[Entries taken from a collection]
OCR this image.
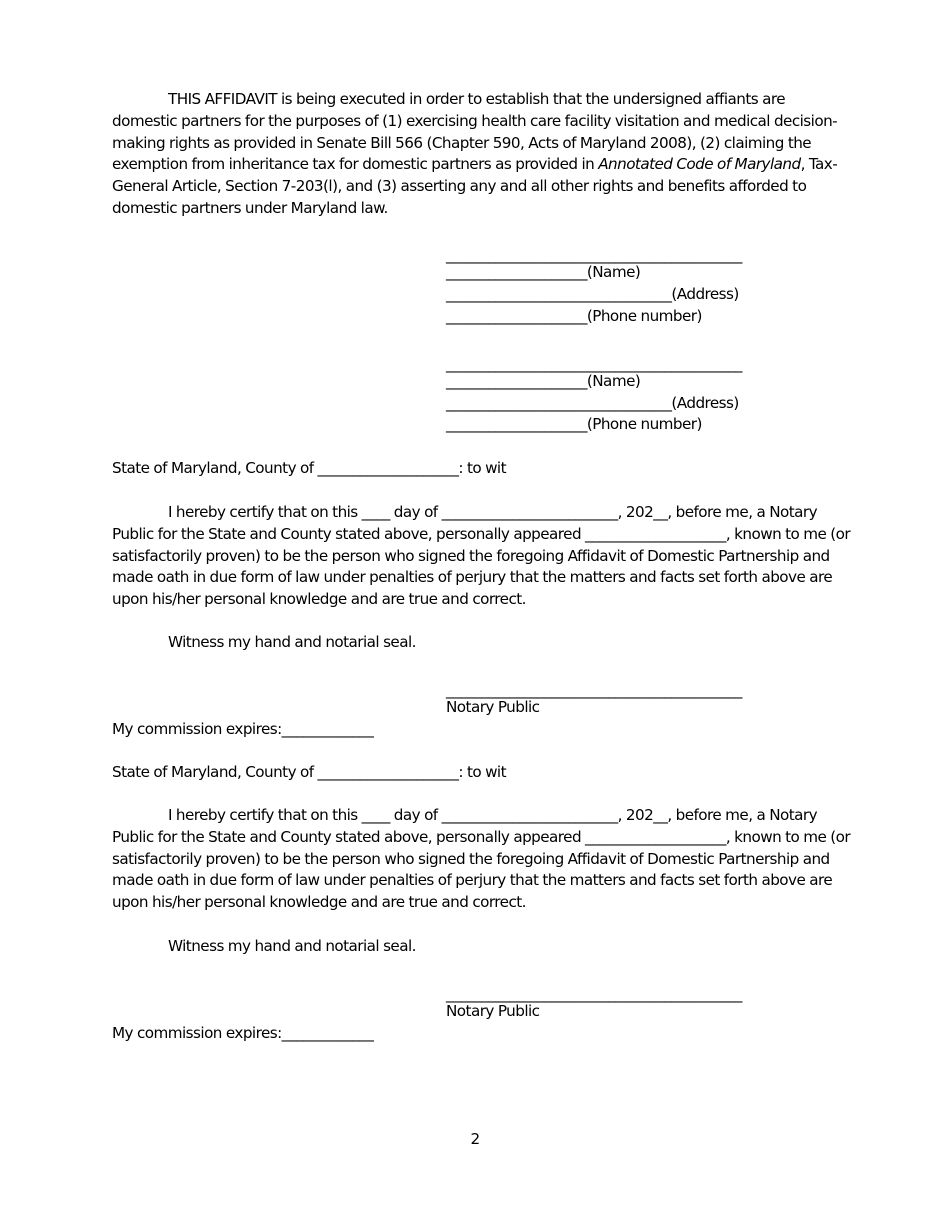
THIS AFFIDAVIT is being executed in order to establish that the undersigned affiants are domestic partners for the purposes of (1) exercising health care facility visitation and medical decision-making rights as provided in Senate Bill 566 (Chapter 590, Acts of Maryland 2008), (2) claiming the exemption from inheritance tax for domestic partners as provided in Annotated Code of Maryland, Tax-General Article, Section 7-203(l), and (3) asserting any and all other rights and benefits afforded to domestic partners under Maryland law.

__________________________________________
____________________(Name)
________________________________(Address)
____________________(Phone number)
__________________________________________
____________________(Name)
________________________________(Address)
____________________(Phone number)
State of Maryland, County of ____________________: to wit

I hereby certify that on this ____ day of _________________________, 202__, before me, a Notary Public for the State and County stated above, personally appeared ____________________, known to me (or satisfactorily proven) to be the person who signed the foregoing Affidavit of Domestic Partnership and made oath in due form of law under penalties of perjury that the matters and facts set forth above are upon his/her personal knowledge and are true and correct.

Witness my hand and notarial seal.

__________________________________________
Notary Public
My commission expires:_____________
State of Maryland, County of ____________________: to wit

I hereby certify that on this ____ day of _________________________, 202__, before me, a Notary Public for the State and County stated above, personally appeared ____________________, known to me (or satisfactorily proven) to be the person who signed the foregoing Affidavit of Domestic Partnership and made oath in due form of law under penalties of perjury that the matters and facts set forth above are upon his/her personal knowledge and are true and correct.

Witness my hand and notarial seal.

__________________________________________
Notary Public
My commission expires:_____________
2
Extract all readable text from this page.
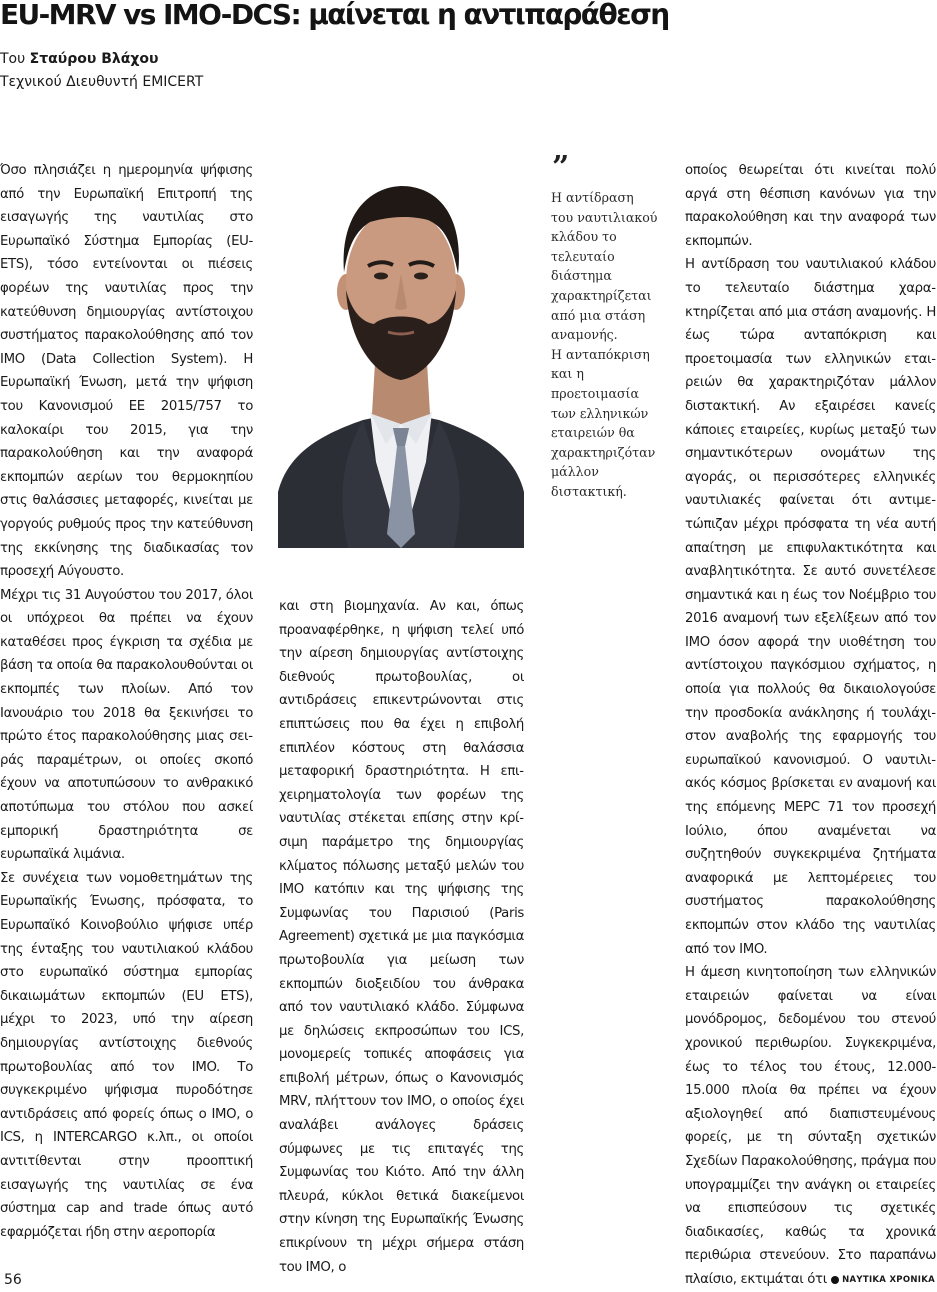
EU-MRV vs IMO-DCS: μαίνεται η αντιπαράθεση
Του Σταύρου Βλάχου
Τεχνικού Διευθυντή EMICERT

Όσο πλησιάζει η ημερομηνία ψήφισης από την Ευρωπαϊκή Επιτροπή της εισαγωγής της ναυτιλίας στο Ευρωπαϊκό Σύστημα Εμπορίας (EU-ETS), τόσο εντείνονται οι πιέσεις φορέων της ναυτιλίας προς την κατεύθυνση δημιουργίας αντίστοιχου συστήματος παρακολούθησης από τον IMO (Data Collection System). Η Ευρωπαϊκή Ένωση, μετά την ψήφιση του Κανονισμού ΕΕ 2015/757 το καλοκαίρι του 2015, για την παρακολούθηση και την αναφορά εκπομπών αερίων του θερμοκηπίου στις θαλάσσιες μεταφορές, κινείται με γοργούς ρυθμούς προς την κατεύθυνση της εκκίνησης της διαδικασίας τον προσεχή Αύγουστο.

Μέχρι τις 31 Αυγούστου του 2017, όλοι οι υπόχρεοι θα πρέπει να έχουν καταθέσει προς έγκριση τα σχέδια με βάση τα οποία θα παρακολουθούνται οι εκπομπές των πλοίων. Από τον Ιανουάριο του 2018 θα ξεκινήσει το πρώτο έτος παρακολούθησης μιας σειράς παραμέτρων, οι οποίες σκοπό έχουν να αποτυπώσουν το ανθρακικό αποτύπωμα του στόλου που ασκεί εμπορική δραστηριότητα σε ευρωπαϊκά λιμάνια.

Σε συνέχεια των νομοθετημάτων της Ευρωπαϊκής Ένωσης, πρόσφατα, το Ευρωπαϊκό Κοινοβούλιο ψήφισε υπέρ της ένταξης του ναυτιλιακού κλάδου στο ευρωπαϊκό σύστημα εμπορίας δικαιωμάτων εκπομπών (EU ETS), μέχρι το 2023, υπό την αίρεση δημιουργίας αντίστοιχης διεθνούς πρωτοβουλίας από τον IMO. Το συγκεκριμένο ψήφισμα πυροδότησε αντιδράσεις από φορείς όπως ο IMO, ο ICS, η INTERCARGO κ.λπ., οι οποίοι αντιτίθενται στην προοπτική εισαγωγής της ναυτιλίας σε ένα σύστημα cap and trade όπως αυτό εφαρμόζεται ήδη στην αεροπορία

”
Η αντίδραση
του ναυτιλιακού
κλάδου το
τελευταίο
διάστημα
χαρακτηρίζεται
από μια στάση
αναμονής.
Η ανταπόκριση
και η
προετοιμασία
των ελληνικών
εταιρειών θα
χαρακτηριζόταν
μάλλον
διστακτική.

και στη βιομηχανία. Αν και, όπως προαναφέρθηκε, η ψήφιση τελεί υπό την αίρεση δημιουργίας αντίστοιχης διεθνούς πρωτοβουλίας, οι αντιδράσεις επικεντρώνονται στις επιπτώσεις που θα έχει η επιβολή επιπλέον κόστους στη θαλάσσια μεταφορική δραστηριότητα. Η επιχειρηματολογία των φορέων της ναυτιλίας στέκεται επίσης στην κρίσιμη παράμετρο της δημιουργίας κλίματος πόλωσης μεταξύ μελών του IMO κατόπιν και της ψήφισης της Συμφωνίας του Παρισιού (Paris Agreement) σχετικά με μια παγκόσμια πρωτοβουλία για μείωση των εκπομπών διοξειδίου του άνθρακα από τον ναυτιλιακό κλάδο. Σύμφωνα με δηλώσεις εκπροσώπων του ICS, μονομερείς τοπικές αποφάσεις για επιβολή μέτρων, όπως ο Κανονισμός MRV, πλήττουν τον IMO, ο οποίος έχει αναλάβει ανάλογες δράσεις σύμφωνες με τις επιταγές της Συμφωνίας του Κιότο. Από την άλλη πλευρά, κύκλοι θετικά διακείμενοι στην κίνηση της Ευρωπαϊκής Ένωσης επικρίνουν τη μέχρι σήμερα στάση του IMO, ο

οποίος θεωρείται ότι κινείται πολύ αργά στη θέσπιση κανόνων για την παρακολούθηση και την αναφορά των εκπομπών.

Η αντίδραση του ναυτιλιακού κλάδου το τελευταίο διάστημα χαρακτηρίζεται από μια στάση αναμονής. Η έως τώρα ανταπόκριση και προετοιμασία των ελληνικών εταιρειών θα χαρακτηριζόταν μάλλον διστακτική. Αν εξαιρέσει κανείς κάποιες εταιρείες, κυρίως μεταξύ των σημαντικότερων ονομάτων της αγοράς, οι περισσότερες ελληνικές ναυτιλιακές φαίνεται ότι αντιμετώπιζαν μέχρι πρόσφατα τη νέα αυτή απαίτηση με επιφυλακτικότητα και αναβλητικότητα. Σε αυτό συνετέλεσε σημαντικά και η έως τον Νοέμβριο του 2016 αναμονή των εξελίξεων από τον IMO όσον αφορά την υιοθέτηση του αντίστοιχου παγκόσμιου σχήματος, η οποία για πολλούς θα δικαιολογούσε την προσδοκία ανάκλησης ή τουλάχιστον αναβολής της εφαρμογής του ευρωπαϊκού κανονισμού. Ο ναυτιλιακός κόσμος βρίσκεται εν αναμονή και της επόμενης MEPC 71 τον προσεχή Ιούλιο, όπου αναμένεται να συζητηθούν συγκεκριμένα ζητήματα αναφορικά με λεπτομέρειες του συστήματος παρακολούθησης εκπομπών στον κλάδο της ναυτιλίας από τον IMO.

Η άμεση κινητοποίηση των ελληνικών εταιρειών φαίνεται να είναι μονόδρομος, δεδομένου του στενού χρονικού περιθωρίου. Συγκεκριμένα, έως το τέλος του έτους, 12.000-15.000 πλοία θα πρέπει να έχουν αξιολογηθεί από διαπιστευμένους φορείς, με τη σύνταξη σχετικών Σχεδίων Παρακολούθησης, πράγμα που υπογραμμίζει την ανάγκη οι εταιρείες να επισπεύσουν τις σχετικές διαδικασίες, καθώς τα χρονικά περιθώρια στενεύουν. Στο παραπάνω πλαίσιο, εκτιμάται ότι

56	ΝΑΥΤΙΚΑ ΧΡΟΝΙΚΑ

*Task statement:*
The records above need to be restated word for word, with the pictures left out.

*Final result:*
OCR this image.
THIS AFFIDAVIT is being executed in order to establish that the undersigned affiants are domestic partners for the purposes of (1) exercising health care facility visitation and medical decision-making rights as provided in Senate Bill 566 (Chapter 590, Acts of Maryland 2008), (2) claiming the exemption from inheritance tax for domestic partners as provided in Annotated Code of Maryland, Tax-General Article, Section 7-203(l), and (3) asserting any and all other rights and benefits afforded to domestic partners under Maryland law.

__________________________________________
____________________(Name)
________________________________(Address)
____________________(Phone number)
__________________________________________
____________________(Name)
________________________________(Address)
____________________(Phone number)
State of Maryland, County of ____________________: to wit

I hereby certify that on this ____ day of _________________________, 202__, before me, a Notary Public for the State and County stated above, personally appeared ____________________, known to me (or satisfactorily proven) to be the person who signed the foregoing Affidavit of Domestic Partnership and made oath in due form of law under penalties of perjury that the matters and facts set forth above are upon his/her personal knowledge and are true and correct.

Witness my hand and notarial seal.

__________________________________________
Notary Public
My commission expires:_____________
State of Maryland, County of ____________________: to wit

I hereby certify that on this ____ day of _________________________, 202__, before me, a Notary Public for the State and County stated above, personally appeared ____________________, known to me (or satisfactorily proven) to be the person who signed the foregoing Affidavit of Domestic Partnership and made oath in due form of law under penalties of perjury that the matters and facts set forth above are upon his/her personal knowledge and are true and correct.

Witness my hand and notarial seal.

__________________________________________
Notary Public
My commission expires:_____________
2
Extract all readable text from this page.
EU-MRV vs IMO-DCS: μαίνεται η αντιπαράθεση
Του Σταύρου Βλάχου
Τεχνικού Διευθυντή EMICERT

Όσο πλησιάζει η ημερομηνία ψήφισης από την Ευρωπαϊκή Επιτροπή της εισαγωγής της ναυτιλίας στο Ευρωπαϊκό Σύστημα Εμπορίας (EU-ETS), τόσο εντείνονται οι πιέσεις φορέων της ναυτιλίας προς την κατεύθυνση δημιουργίας αντίστοιχου συστήματος παρακολούθησης από τον IMO (Data Collection System). Η Ευρωπαϊκή Ένωση, μετά την ψήφιση του Κανονισμού ΕΕ 2015/757 το καλοκαίρι του 2015, για την παρακολούθηση και την αναφορά εκπομπών αερίων του θερμοκηπίου στις θαλάσσιες μεταφορές, κινείται με γοργούς ρυθμούς προς την κατεύθυνση της εκκίνησης της διαδικασίας τον προσεχή Αύγουστο.

Μέχρι τις 31 Αυγούστου του 2017, όλοι οι υπόχρεοι θα πρέπει να έχουν καταθέσει προς έγκριση τα σχέδια με βάση τα οποία θα παρακολουθούνται οι εκπομπές των πλοίων. Από τον Ιανουάριο του 2018 θα ξεκινήσει το πρώτο έτος παρακολούθησης μιας σειράς παραμέτρων, οι οποίες σκοπό έχουν να αποτυπώσουν το ανθρακικό αποτύπωμα του στόλου που ασκεί εμπορική δραστηριότητα σε ευρωπαϊκά λιμάνια.

Σε συνέχεια των νομοθετημάτων της Ευρωπαϊκής Ένωσης, πρόσφατα, το Ευρωπαϊκό Κοινοβούλιο ψήφισε υπέρ της ένταξης του ναυτιλιακού κλάδου στο ευρωπαϊκό σύστημα εμπορίας δικαιωμάτων εκπομπών (EU ETS), μέχρι το 2023, υπό την αίρεση δημιουργίας αντίστοιχης διεθνούς πρωτοβουλίας από τον IMO. Το συγκεκριμένο ψήφισμα πυροδότησε αντιδράσεις από φορείς όπως ο IMO, ο ICS, η INTERCARGO κ.λπ., οι οποίοι αντιτίθενται στην προοπτική εισαγωγής της ναυτιλίας σε ένα σύστημα cap and trade όπως αυτό εφαρμόζεται ήδη στην αεροπορία

”
Η αντίδραση
του ναυτιλιακού
κλάδου το
τελευταίο
διάστημα
χαρακτηρίζεται
από μια στάση
αναμονής.
Η ανταπόκριση
και η
προετοιμασία
των ελληνικών
εταιρειών θα
χαρακτηριζόταν
μάλλον
διστακτική.

και στη βιομηχανία. Αν και, όπως προαναφέρθηκε, η ψήφιση τελεί υπό την αίρεση δημιουργίας αντίστοιχης διεθνούς πρωτοβουλίας, οι αντιδράσεις επικεντρώνονται στις επιπτώσεις που θα έχει η επιβολή επιπλέον κόστους στη θαλάσσια μεταφορική δραστηριότητα. Η επιχειρηματολογία των φορέων της ναυτιλίας στέκεται επίσης στην κρίσιμη παράμετρο της δημιουργίας κλίματος πόλωσης μεταξύ μελών του IMO κατόπιν και της ψήφισης της Συμφωνίας του Παρισιού (Paris Agreement) σχετικά με μια παγκόσμια πρωτοβουλία για μείωση των εκπομπών διοξειδίου του άνθρακα από τον ναυτιλιακό κλάδο. Σύμφωνα με δηλώσεις εκπροσώπων του ICS, μονομερείς τοπικές αποφάσεις για επιβολή μέτρων, όπως ο Κανονισμός MRV, πλήττουν τον IMO, ο οποίος έχει αναλάβει ανάλογες δράσεις σύμφωνες με τις επιταγές της Συμφωνίας του Κιότο. Από την άλλη πλευρά, κύκλοι θετικά διακείμενοι στην κίνηση της Ευρωπαϊκής Ένωσης επικρίνουν τη μέχρι σήμερα στάση του IMO, ο

οποίος θεωρείται ότι κινείται πολύ αργά στη θέσπιση κανόνων για την παρακολούθηση και την αναφορά των εκπομπών.

Η αντίδραση του ναυτιλιακού κλάδου το τελευταίο διάστημα χαρακτηρίζεται από μια στάση αναμονής. Η έως τώρα ανταπόκριση και προετοιμασία των ελληνικών εταιρειών θα χαρακτηριζόταν μάλλον διστακτική. Αν εξαιρέσει κανείς κάποιες εταιρείες, κυρίως μεταξύ των σημαντικότερων ονομάτων της αγοράς, οι περισσότερες ελληνικές ναυτιλιακές φαίνεται ότι αντιμετώπιζαν μέχρι πρόσφατα τη νέα αυτή απαίτηση με επιφυλακτικότητα και αναβλητικότητα. Σε αυτό συνετέλεσε σημαντικά και η έως τον Νοέμβριο του 2016 αναμονή των εξελίξεων από τον IMO όσον αφορά την υιοθέτηση του αντίστοιχου παγκόσμιου σχήματος, η οποία για πολλούς θα δικαιολογούσε την προσδοκία ανάκλησης ή τουλάχιστον αναβολής της εφαρμογής του ευρωπαϊκού κανονισμού. Ο ναυτιλιακός κόσμος βρίσκεται εν αναμονή και της επόμενης MEPC 71 τον προσεχή Ιούλιο, όπου αναμένεται να συζητηθούν συγκεκριμένα ζητήματα αναφορικά με λεπτομέρειες του συστήματος παρακολούθησης εκπομπών στον κλάδο της ναυτιλίας από τον IMO.

Η άμεση κινητοποίηση των ελληνικών εταιρειών φαίνεται να είναι μονόδρομος, δεδομένου του στενού χρονικού περιθωρίου. Συγκεκριμένα, έως το τέλος του έτους, 12.000-15.000 πλοία θα πρέπει να έχουν αξιολογηθεί από διαπιστευμένους φορείς, με τη σύνταξη σχετικών Σχεδίων Παρακολούθησης, πράγμα που υπογραμμίζει την ανάγκη οι εταιρείες να επισπεύσουν τις σχετικές διαδικασίες, καθώς τα χρονικά περιθώρια στενεύουν. Στο παραπάνω πλαίσιο, εκτιμάται ότι

56	ΝΑΥΤΙΚΑ ΧΡΟΝΙΚΑ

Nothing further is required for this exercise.